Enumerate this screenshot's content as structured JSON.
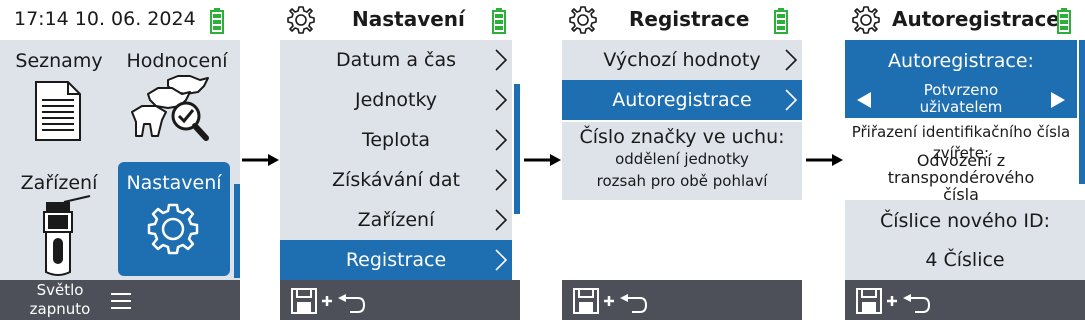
{
  "screen1": {
    "status_time": "17:14 10. 06. 2024",
    "tiles": [
      {
        "label": "Seznamy"
      },
      {
        "label": "Hodnocení"
      },
      {
        "label": "Zařízení"
      },
      {
        "label": "Nastavení"
      }
    ],
    "footer_label_line1": "Světlo",
    "footer_label_line2": "zapnuto"
  },
  "screen2": {
    "title": "Nastavení",
    "items": [
      {
        "label": "Datum a čas"
      },
      {
        "label": "Jednotky"
      },
      {
        "label": "Teplota"
      },
      {
        "label": "Získávání dat"
      },
      {
        "label": "Zařízení"
      },
      {
        "label": "Registrace"
      }
    ],
    "selected_index": 5
  },
  "screen3": {
    "title": "Registrace",
    "items": [
      {
        "label": "Výchozí hodnoty"
      },
      {
        "label": "Autoregistrace"
      }
    ],
    "ear_tag_heading": "Číslo značky ve uchu:",
    "ear_tag_line1": "oddělení jednotky",
    "ear_tag_line2": "rozsah pro obě pohlaví"
  },
  "screen4": {
    "title": "Autoregistrace",
    "setting_label": "Autoregistrace:",
    "setting_value_line1": "Potvrzeno",
    "setting_value_line2": "uživatelem",
    "assign_heading_line1": "Přiřazení identifikačního čísla",
    "assign_heading_line2": "zvířete:",
    "assign_value_line1": "Odvození z",
    "assign_value_line2": "transpondérového",
    "assign_value_line3": "čísla",
    "digits_label": "Číslice nového ID:",
    "digits_value": "4 Číslice"
  },
  "colors": {
    "accent": "#1e6eb2",
    "item_bg": "#dde3e9",
    "footer_bg": "#4d5058",
    "battery_green": "#2db03a"
  },
  "icons": [
    "gear-icon",
    "battery-icon",
    "chevron-right-icon",
    "save-icon",
    "back-icon",
    "menu-icon",
    "list-document-icon",
    "cows-search-icon",
    "reader-device-icon",
    "right-arrow-icon"
  ]
}
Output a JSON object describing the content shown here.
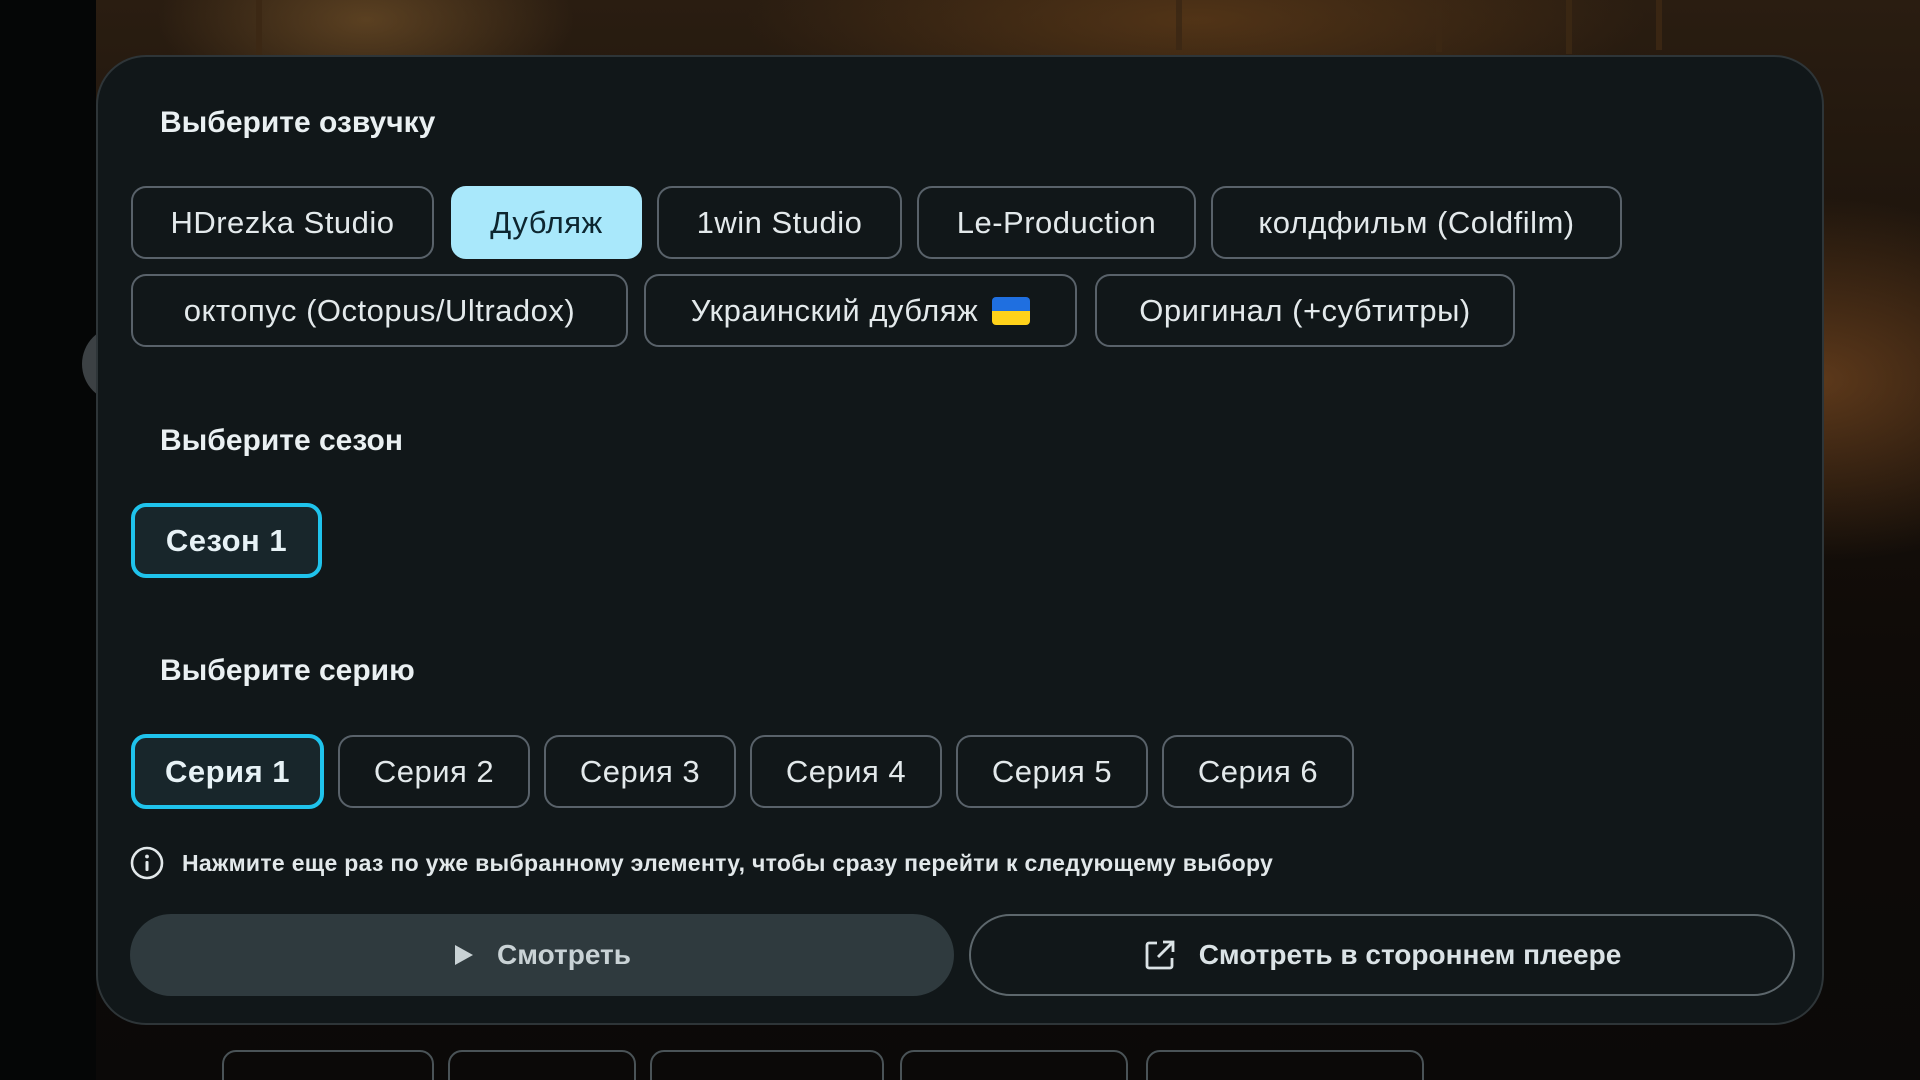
{
  "dialog": {
    "dubbing": {
      "title": "Выберите озвучку",
      "options": [
        "HDrezka Studio",
        "Дубляж",
        "1win Studio",
        "Le-Production",
        "колдфильм (Coldfilm)",
        "октопус (Octopus/Ultradox)",
        "Украинский дубляж",
        "Оригинал (+субтитры)"
      ],
      "selected": "Дубляж"
    },
    "season": {
      "title": "Выберите сезон",
      "options": [
        "Сезон 1"
      ],
      "selected": "Сезон 1"
    },
    "episode": {
      "title": "Выберите серию",
      "options": [
        "Серия 1",
        "Серия 2",
        "Серия 3",
        "Серия 4",
        "Серия 5",
        "Серия 6"
      ],
      "selected": "Серия 1"
    },
    "hint": "Нажмите еще раз по уже выбранному элементу, чтобы сразу перейти к следующему выбору",
    "buttons": {
      "watch": "Смотреть",
      "external": "Смотреть в стороннем плеере"
    }
  },
  "colors": {
    "accent_focus": "#1fc3ec",
    "accent_fill": "#a9e8fb",
    "dialog_bg": "#111719"
  },
  "icons": [
    "play-icon",
    "open-external-icon",
    "info-icon",
    "ukraine-flag-icon"
  ]
}
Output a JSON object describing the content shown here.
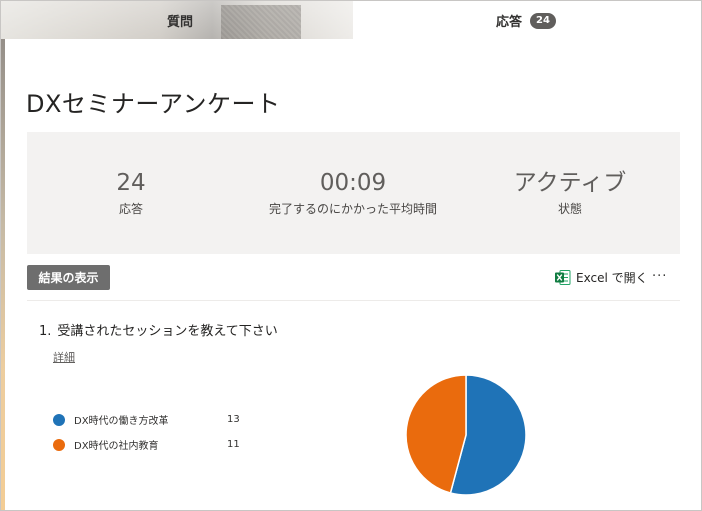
{
  "tabs": {
    "questions_label": "質問",
    "responses_label": "応答",
    "responses_count": "24"
  },
  "form": {
    "title": "DXセミナーアンケート"
  },
  "stats": [
    {
      "value": "24",
      "label": "応答"
    },
    {
      "value": "00:09",
      "label": "完了するのにかかった平均時間"
    },
    {
      "value": "アクティブ",
      "label": "状態"
    }
  ],
  "toolbar": {
    "results_label": "結果の表示",
    "excel_label": "Excel で開く",
    "more_label": "···"
  },
  "question": {
    "number": "1.",
    "text": "受講されたセッションを教えて下さい",
    "details_label": "詳細",
    "options": [
      {
        "label": "DX時代の働き方改革",
        "count": "13",
        "color": "#1f73b7"
      },
      {
        "label": "DX時代の社内教育",
        "count": "11",
        "color": "#ea6b0d"
      }
    ]
  },
  "chart_data": {
    "type": "pie",
    "categories": [
      "DX時代の働き方改革",
      "DX時代の社内教育"
    ],
    "values": [
      13,
      11
    ],
    "colors": [
      "#1f73b7",
      "#ea6b0d"
    ]
  }
}
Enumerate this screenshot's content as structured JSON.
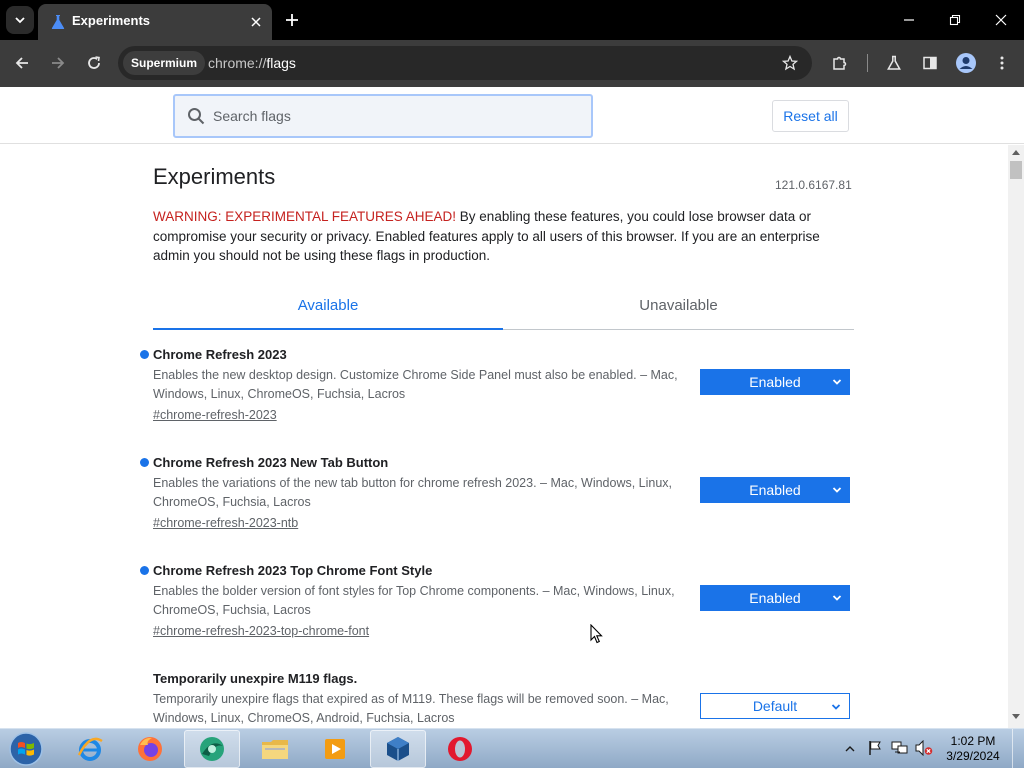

* [SHORT PROBLEM]: From the entries above, copy every line that holds the word "čísla".

* [RESULT BELOW]:
    "assign_heading_line1": "Přiřazení identifikačního čísla",
    "assign_value_line3": "čísla",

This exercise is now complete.